Comí con unos amigos y nos peleamos porque estábamos de acuerdo. Tal es la atmósfera de crispación que nos envuelve. Entre los gritos que sobrevolaban la paella de verduras, alguien vociferó de súbito:

-¡No sigáis, estamos de acuerdo!

Hubo un instante de silencio reflexivo, y luego la discusión continuó en el mismo tono porque necesitábamos estar en desacuerdo. El problema era que cuanto más luchábamos por disentir, más de acuerdo estábamos. Al final, cuando alcanzamos, sin querer, una unanimidad total en nuestros puntos de vista, nos empezamos a insultar, de modo que no hubo otro remedio que levantar la mesa e irse cada uno a su casa.

¿Qué había ocurrido? Un misterio. La política rompe tantas familias y amistades porque cuando se habla de política, se habla en realidad de otra cosa, no sabemos de qué. Ocurre también, en algunas ocasiones, cuando se habla de literatura o de cine. Hay asuntos bajo los que laten incompatibilidades de orden personal que no pueden expresarse de otro modo. No conozco ninguna amistad rota por una discusión sobre coches o sobre telescopios. Tampoco sobre cocina. Al contrario, las conversaciones gastronómicas inducen al buen rollo.

-Yo hago el pollo al ajillo así.

-Pues pruébalo de este modo que te digo y verás.

-Mañana mismo, sin falta.

A la gente le gusta intercambiar recetas de cocina y recomendarse vinos o cervezas, pero de repente, en ese clima de paz, alguien saca a relucir la moción de censura de Podemos a Rajoy y comienzan a silbar la balas. ¿Por qué? Con frecuencia, porque todos piensan lo mismo.

El caso es que salimos cabreados del encuentro y, a las tres horas de llegar a casa, supimos que uno de los amigos había tenido un accidente. Acudimos corriendo al hospital y allí, frente al enfermo, que se había roto siete costillas y un brazo, nos dimos cuenta, sin pronunciar palabra, de lo corta que era la vida y del modo en que la desperdiciábamos. Al despedirnos, quedamos para comer cuando el accidentado se recuperara.

(Registros extraídos de un conjunto de datos)
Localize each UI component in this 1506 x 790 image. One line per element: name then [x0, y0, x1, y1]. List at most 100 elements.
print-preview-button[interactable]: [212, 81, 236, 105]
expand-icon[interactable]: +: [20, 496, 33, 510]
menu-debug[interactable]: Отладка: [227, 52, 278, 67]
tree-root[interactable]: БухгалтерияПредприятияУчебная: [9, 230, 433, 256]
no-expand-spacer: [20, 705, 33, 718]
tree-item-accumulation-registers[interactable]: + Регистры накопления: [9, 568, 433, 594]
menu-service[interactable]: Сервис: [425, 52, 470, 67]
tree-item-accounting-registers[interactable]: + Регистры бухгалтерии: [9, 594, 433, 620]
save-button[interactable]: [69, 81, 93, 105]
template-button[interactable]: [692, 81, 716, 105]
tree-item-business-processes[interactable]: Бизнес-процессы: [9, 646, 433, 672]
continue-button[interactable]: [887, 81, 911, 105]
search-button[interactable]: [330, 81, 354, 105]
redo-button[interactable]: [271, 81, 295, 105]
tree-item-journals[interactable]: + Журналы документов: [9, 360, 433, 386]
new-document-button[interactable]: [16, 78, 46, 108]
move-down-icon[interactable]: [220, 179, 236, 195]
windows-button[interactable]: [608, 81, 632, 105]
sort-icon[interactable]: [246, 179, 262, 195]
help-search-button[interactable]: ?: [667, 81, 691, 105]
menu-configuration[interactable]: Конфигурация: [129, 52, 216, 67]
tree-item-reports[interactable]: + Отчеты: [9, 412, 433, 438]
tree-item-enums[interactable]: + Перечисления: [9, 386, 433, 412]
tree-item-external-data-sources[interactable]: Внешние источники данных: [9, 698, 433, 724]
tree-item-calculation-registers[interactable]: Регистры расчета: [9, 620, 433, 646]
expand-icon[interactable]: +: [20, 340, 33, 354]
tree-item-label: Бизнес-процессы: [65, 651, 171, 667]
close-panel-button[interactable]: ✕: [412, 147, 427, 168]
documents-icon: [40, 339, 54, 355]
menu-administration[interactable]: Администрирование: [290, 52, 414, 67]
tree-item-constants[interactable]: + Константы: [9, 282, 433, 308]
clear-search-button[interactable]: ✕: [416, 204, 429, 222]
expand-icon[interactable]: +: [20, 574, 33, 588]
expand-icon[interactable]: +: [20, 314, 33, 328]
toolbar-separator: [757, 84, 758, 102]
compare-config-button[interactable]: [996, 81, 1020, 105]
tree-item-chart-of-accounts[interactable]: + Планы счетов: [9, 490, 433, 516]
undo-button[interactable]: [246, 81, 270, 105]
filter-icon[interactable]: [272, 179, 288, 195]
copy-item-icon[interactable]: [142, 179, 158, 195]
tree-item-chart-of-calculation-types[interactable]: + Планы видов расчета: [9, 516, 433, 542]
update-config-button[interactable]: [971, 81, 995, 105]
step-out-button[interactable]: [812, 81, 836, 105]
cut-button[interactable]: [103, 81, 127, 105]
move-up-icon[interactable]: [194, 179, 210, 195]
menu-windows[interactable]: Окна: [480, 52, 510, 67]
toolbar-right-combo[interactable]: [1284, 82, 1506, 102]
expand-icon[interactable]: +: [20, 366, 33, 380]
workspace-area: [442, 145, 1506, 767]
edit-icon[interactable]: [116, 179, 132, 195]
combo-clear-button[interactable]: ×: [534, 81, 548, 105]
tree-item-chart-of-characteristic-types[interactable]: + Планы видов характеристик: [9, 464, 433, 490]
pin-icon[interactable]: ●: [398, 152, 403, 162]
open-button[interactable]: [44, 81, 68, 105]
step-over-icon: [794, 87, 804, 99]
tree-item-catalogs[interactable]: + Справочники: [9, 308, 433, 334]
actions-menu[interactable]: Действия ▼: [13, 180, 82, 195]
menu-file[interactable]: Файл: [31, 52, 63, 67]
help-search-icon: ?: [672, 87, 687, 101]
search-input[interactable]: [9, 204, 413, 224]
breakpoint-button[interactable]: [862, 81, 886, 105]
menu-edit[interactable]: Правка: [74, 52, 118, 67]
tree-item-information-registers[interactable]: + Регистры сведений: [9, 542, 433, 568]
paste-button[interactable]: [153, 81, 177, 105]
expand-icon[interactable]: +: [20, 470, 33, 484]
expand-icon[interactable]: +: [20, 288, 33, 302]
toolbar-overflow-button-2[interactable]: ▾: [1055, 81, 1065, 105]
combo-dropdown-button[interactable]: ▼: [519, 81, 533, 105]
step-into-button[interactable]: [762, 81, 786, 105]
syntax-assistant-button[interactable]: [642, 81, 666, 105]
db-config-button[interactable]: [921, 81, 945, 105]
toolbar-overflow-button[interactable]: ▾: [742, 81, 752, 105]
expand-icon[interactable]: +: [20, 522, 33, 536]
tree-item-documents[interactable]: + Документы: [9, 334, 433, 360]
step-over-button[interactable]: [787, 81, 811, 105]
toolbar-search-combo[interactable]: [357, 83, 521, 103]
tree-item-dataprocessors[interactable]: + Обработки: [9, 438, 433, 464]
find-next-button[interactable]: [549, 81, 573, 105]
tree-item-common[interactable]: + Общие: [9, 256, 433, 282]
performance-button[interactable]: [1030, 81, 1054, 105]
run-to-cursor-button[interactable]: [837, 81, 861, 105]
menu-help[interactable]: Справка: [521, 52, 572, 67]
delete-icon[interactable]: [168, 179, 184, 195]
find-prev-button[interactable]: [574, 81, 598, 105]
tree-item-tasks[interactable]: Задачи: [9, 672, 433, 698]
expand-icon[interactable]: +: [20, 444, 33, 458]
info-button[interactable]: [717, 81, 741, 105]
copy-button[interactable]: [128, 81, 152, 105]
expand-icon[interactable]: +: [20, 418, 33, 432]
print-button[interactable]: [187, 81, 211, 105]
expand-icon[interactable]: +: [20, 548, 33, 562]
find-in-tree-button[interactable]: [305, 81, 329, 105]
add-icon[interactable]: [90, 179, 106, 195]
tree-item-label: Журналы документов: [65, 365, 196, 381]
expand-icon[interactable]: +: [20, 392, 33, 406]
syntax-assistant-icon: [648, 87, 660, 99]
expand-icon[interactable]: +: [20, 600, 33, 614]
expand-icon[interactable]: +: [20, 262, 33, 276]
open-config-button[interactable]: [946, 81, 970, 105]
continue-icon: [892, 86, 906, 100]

> [CONSIGNA 1] Transcriba con exactitud el pasaje del texto que comienza con "A la gente le" y continúa hasta "piensan lo mismo.".
> [CONSIGNA 2] Explique, de acuerdo con el texto, por qué la discusión siguió en el mismo tono después de que alguien gritara que todos estaban de acuerdo.
> [CONSIGNA 3] Según el texto, ¿qué lesiones sufrió el amigo que tuvo el accidente?
No es necesario consultar el listado.

> [RESPUESTA 1]
A la gente le gusta intercambiar recetas de cocina y recomendarse vinos o cervezas, pero de repente, en ese clima de paz, alguien saca a relucir la moción de censura de Podemos a Rajoy y comienzan a silbar la balas. ¿Por qué? Con frecuencia, porque todos piensan lo mismo.

> [RESPUESTA 2] La discusión prosiguió porque los comensales necesitaban estar en desacuerdo. Sin embargo, cuanto más se esforzaban por disentir, más coincidían.

> [RESPUESTA 3] Se había roto siete costillas y un brazo.